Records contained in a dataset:
>> START

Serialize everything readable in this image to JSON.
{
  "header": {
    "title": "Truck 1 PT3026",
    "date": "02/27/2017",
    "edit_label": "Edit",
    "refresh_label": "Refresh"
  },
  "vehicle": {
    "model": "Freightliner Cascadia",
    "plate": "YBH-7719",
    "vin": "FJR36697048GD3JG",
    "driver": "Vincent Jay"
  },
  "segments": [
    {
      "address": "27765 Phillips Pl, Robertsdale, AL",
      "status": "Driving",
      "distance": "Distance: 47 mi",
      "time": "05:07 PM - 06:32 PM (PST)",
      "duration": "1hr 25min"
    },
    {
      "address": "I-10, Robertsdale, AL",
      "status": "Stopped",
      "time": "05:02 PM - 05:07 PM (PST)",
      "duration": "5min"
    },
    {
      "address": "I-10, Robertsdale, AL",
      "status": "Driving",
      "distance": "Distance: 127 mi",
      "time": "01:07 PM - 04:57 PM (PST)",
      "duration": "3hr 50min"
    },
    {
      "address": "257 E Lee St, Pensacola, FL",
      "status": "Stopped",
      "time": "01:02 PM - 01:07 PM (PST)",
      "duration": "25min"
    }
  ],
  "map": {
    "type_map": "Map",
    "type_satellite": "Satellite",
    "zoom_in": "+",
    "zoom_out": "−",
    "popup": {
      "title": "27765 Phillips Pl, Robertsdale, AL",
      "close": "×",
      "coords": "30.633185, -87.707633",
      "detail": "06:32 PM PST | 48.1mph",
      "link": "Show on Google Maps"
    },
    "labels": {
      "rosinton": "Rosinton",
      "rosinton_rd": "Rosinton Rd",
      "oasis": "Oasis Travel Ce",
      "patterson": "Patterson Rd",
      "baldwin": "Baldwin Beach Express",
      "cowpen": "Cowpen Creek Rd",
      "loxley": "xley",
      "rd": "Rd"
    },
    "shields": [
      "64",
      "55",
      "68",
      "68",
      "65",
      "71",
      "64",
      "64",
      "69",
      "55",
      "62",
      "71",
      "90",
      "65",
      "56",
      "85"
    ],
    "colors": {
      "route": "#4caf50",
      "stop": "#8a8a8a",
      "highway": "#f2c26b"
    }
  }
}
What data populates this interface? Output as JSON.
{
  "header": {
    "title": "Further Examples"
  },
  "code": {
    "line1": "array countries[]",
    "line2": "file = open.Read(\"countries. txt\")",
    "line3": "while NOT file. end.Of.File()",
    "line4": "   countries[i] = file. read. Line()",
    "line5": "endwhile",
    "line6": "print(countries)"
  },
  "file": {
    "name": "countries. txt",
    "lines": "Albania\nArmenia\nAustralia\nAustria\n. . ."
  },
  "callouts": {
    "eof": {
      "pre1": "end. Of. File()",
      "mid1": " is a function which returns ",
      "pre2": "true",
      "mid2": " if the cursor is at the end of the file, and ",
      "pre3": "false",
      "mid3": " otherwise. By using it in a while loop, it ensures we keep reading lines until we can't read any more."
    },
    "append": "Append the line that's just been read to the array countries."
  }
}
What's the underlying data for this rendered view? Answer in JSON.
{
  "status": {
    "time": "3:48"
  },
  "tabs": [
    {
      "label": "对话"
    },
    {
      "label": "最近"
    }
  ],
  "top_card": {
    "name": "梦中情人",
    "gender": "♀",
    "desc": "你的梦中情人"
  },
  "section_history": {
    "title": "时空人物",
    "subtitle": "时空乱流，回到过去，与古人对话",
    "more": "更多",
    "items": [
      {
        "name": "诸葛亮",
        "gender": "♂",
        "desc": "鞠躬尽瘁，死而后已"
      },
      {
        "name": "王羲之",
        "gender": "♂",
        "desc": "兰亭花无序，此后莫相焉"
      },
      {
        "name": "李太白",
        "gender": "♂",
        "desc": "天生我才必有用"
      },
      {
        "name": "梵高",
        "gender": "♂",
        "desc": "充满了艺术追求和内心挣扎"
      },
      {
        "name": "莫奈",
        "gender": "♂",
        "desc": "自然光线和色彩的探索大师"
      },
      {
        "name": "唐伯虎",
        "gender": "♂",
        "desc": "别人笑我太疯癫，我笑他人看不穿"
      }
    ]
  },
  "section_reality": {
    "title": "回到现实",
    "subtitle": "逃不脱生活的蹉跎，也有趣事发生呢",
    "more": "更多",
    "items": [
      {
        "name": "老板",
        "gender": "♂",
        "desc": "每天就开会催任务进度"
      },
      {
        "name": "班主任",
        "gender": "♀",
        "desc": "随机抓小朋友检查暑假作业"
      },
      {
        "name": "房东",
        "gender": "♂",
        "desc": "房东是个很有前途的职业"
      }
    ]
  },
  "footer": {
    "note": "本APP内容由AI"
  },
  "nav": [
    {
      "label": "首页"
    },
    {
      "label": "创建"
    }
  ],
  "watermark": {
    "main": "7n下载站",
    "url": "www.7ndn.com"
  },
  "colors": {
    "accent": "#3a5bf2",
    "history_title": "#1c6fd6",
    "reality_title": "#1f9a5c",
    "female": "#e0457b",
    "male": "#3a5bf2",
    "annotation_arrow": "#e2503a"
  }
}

>> END
>> START

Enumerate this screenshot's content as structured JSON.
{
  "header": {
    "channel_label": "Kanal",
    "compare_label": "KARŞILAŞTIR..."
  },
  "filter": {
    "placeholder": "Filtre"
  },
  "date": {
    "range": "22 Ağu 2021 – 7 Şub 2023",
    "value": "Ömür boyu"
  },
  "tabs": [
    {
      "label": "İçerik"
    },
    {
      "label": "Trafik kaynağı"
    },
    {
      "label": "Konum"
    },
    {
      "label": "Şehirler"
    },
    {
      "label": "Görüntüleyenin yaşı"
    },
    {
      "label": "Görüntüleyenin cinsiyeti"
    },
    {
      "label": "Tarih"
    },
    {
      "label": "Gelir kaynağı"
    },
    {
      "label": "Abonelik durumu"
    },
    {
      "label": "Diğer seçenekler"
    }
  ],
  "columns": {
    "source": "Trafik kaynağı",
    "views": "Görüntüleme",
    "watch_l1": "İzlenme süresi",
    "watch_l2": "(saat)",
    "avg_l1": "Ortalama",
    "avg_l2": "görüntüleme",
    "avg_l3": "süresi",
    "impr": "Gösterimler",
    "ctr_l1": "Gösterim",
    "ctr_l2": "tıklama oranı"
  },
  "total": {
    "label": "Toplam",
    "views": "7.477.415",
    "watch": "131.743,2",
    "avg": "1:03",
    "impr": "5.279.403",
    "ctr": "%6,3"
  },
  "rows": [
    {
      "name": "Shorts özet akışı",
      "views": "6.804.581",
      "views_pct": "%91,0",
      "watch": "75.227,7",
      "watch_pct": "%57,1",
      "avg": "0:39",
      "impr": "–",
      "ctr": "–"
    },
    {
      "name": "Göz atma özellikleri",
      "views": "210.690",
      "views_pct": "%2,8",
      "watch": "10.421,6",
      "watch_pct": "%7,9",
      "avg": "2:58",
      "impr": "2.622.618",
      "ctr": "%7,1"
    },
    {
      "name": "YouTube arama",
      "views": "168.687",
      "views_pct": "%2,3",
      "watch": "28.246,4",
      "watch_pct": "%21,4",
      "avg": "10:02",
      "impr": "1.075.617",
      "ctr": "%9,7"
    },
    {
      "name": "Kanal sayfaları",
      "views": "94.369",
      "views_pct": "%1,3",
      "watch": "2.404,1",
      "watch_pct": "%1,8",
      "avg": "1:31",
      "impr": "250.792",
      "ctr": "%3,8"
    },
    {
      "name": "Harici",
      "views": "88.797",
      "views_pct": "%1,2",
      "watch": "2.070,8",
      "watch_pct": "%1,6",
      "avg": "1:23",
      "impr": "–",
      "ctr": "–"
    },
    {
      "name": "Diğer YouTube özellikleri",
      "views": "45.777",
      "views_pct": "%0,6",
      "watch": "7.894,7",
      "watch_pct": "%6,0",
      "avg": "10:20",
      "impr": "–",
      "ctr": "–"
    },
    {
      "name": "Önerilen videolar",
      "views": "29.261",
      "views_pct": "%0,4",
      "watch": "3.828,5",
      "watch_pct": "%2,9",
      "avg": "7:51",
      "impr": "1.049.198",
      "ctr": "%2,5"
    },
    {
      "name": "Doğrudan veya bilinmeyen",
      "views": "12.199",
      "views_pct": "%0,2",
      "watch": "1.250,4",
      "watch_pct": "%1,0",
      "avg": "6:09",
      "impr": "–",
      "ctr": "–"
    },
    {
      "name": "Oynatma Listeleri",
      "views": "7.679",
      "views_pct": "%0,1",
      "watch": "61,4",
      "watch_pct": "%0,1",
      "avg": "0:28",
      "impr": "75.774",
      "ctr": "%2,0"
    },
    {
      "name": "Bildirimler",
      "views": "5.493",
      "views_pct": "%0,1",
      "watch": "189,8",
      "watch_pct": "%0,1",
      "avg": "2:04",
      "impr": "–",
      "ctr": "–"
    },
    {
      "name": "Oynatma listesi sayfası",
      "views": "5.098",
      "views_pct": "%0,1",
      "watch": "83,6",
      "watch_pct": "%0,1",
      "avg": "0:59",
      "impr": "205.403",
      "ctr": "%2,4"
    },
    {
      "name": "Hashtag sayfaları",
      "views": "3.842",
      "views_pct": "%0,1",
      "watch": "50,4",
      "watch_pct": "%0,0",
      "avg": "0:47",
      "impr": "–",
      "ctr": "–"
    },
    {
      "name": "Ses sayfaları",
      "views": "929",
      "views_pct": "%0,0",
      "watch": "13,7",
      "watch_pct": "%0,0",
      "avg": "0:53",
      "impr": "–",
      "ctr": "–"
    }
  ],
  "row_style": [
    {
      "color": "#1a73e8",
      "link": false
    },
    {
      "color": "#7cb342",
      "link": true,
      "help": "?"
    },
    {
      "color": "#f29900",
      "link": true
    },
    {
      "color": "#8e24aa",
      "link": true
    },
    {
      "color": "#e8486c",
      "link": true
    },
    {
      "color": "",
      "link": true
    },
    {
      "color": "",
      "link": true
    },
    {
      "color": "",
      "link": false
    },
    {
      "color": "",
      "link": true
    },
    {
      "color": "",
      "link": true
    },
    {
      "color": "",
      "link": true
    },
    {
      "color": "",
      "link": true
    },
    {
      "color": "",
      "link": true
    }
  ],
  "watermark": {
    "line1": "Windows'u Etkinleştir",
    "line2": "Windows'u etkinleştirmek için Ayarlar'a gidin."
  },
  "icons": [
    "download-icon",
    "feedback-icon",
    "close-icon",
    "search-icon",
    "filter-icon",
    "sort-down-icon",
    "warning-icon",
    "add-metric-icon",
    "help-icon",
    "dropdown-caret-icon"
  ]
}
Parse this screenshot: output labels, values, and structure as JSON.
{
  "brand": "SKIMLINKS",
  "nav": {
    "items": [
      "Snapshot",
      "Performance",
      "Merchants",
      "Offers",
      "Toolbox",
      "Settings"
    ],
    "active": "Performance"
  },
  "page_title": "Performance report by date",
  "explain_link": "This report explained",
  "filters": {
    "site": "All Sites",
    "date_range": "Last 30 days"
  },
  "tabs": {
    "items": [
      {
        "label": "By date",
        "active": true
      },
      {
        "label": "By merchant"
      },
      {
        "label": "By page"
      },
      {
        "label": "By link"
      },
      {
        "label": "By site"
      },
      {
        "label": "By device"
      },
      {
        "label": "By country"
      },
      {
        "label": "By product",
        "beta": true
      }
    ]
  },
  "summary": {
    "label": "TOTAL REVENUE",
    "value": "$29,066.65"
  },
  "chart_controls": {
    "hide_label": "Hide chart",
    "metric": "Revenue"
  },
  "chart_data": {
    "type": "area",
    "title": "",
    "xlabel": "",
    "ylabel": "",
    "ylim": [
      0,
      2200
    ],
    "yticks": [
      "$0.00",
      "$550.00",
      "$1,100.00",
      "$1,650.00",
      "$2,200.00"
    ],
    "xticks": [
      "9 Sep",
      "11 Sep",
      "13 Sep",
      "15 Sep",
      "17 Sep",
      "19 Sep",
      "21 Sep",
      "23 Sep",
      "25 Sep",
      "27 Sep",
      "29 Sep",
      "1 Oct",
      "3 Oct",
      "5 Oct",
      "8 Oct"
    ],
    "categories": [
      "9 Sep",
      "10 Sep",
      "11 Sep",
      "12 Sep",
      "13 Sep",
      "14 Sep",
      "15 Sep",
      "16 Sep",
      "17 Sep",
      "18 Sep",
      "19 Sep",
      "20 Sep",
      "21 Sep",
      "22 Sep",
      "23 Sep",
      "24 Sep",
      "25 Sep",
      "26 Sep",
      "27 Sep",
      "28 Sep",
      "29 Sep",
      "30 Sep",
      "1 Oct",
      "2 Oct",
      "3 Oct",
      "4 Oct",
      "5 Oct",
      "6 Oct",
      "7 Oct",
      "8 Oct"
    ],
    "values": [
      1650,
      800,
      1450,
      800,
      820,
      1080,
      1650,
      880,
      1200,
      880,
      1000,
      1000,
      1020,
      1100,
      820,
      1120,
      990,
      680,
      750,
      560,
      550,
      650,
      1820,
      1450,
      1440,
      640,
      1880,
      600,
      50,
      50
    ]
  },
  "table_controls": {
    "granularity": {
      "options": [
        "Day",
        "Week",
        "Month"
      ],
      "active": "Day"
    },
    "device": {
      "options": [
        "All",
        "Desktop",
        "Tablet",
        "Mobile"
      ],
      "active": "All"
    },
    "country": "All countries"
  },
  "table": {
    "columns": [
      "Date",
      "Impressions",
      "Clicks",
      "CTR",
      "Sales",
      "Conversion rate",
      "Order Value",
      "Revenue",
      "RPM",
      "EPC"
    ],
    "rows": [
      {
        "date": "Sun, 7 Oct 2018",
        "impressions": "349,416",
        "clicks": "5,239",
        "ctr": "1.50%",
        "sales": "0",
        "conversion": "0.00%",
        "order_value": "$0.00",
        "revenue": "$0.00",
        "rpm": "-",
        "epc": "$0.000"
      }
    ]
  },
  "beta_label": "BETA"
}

>> END
>> START

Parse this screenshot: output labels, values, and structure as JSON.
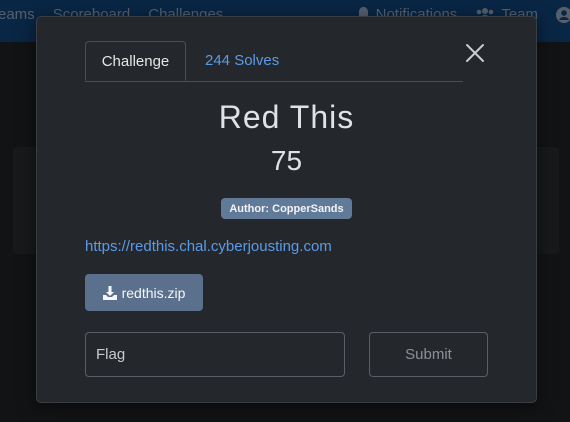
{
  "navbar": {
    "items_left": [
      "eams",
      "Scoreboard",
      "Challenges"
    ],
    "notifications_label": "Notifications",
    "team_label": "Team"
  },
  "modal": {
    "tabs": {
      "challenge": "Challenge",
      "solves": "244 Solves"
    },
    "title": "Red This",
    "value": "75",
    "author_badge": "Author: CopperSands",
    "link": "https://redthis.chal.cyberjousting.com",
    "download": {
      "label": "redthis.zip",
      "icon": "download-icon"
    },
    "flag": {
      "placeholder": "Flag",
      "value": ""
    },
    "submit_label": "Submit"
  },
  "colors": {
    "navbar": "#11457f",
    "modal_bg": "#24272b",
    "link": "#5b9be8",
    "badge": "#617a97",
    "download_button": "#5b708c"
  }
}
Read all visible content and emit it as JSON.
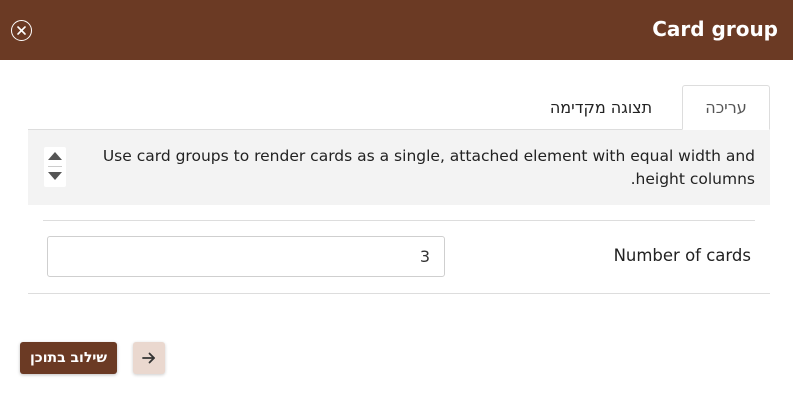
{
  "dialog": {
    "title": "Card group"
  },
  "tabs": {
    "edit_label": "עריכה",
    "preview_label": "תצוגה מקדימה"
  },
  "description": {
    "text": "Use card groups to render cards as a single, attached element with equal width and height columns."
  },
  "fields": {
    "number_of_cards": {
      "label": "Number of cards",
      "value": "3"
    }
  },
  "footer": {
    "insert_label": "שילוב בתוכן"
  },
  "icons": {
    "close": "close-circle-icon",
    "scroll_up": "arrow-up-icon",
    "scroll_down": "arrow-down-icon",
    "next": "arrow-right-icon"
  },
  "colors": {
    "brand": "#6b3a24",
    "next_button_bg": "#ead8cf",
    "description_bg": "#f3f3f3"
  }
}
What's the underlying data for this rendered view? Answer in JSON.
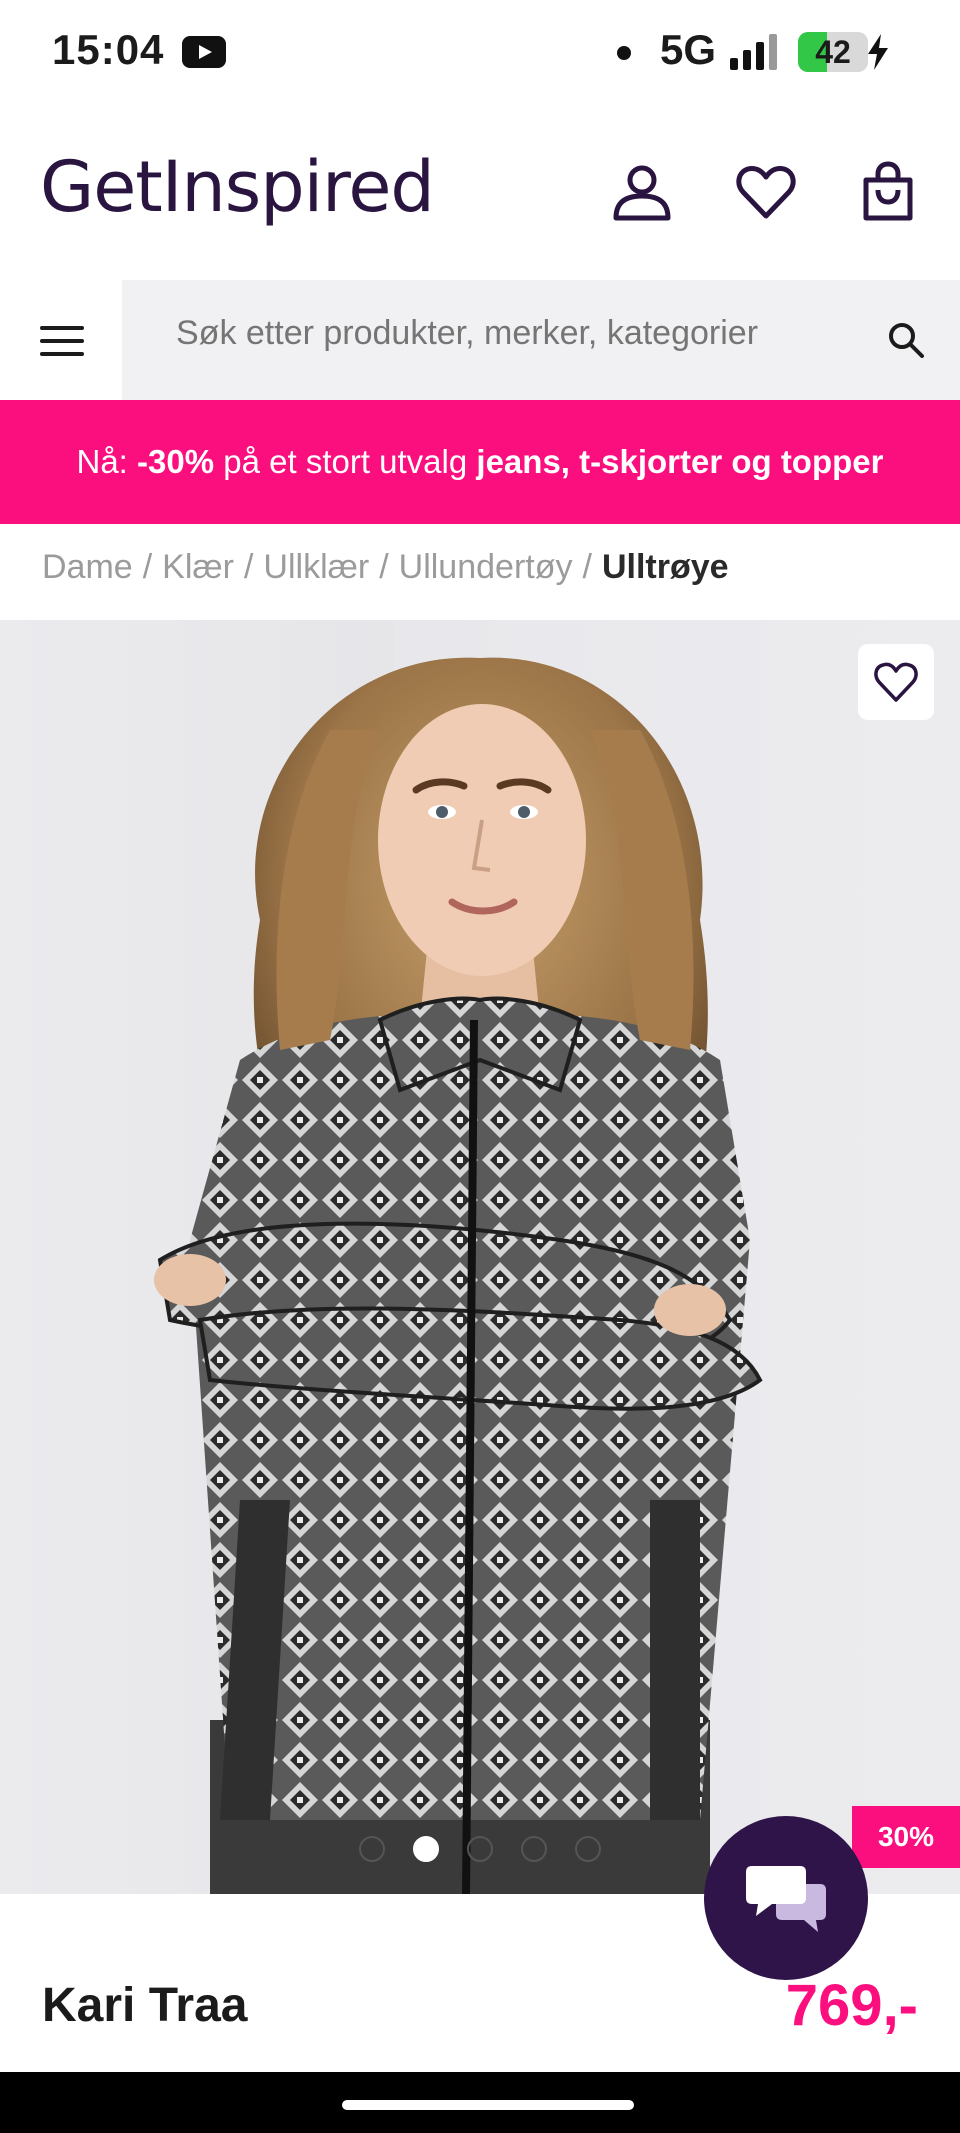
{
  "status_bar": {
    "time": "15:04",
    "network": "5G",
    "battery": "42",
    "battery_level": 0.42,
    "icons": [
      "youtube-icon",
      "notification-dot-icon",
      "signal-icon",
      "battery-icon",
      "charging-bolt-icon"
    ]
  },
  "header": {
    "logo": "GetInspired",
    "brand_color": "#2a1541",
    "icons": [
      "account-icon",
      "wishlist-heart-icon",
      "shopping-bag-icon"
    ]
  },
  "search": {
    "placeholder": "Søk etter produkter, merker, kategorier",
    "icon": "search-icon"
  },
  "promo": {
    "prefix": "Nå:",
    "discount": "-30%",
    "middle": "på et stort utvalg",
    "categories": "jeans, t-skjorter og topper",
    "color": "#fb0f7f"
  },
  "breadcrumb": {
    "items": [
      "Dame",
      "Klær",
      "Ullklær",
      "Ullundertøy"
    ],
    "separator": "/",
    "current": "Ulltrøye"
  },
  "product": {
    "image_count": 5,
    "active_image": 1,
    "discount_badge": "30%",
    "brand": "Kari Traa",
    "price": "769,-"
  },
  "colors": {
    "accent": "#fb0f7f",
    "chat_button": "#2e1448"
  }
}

>> END

▸ **Written exercise**
Check each line of the entries above, and show every one holding the word "Phillips".

▸ **Output for this task**
      "address": "27765 Phillips Pl, Robertsdale, AL",
      "title": "27765 Phillips Pl, Robertsdale, AL",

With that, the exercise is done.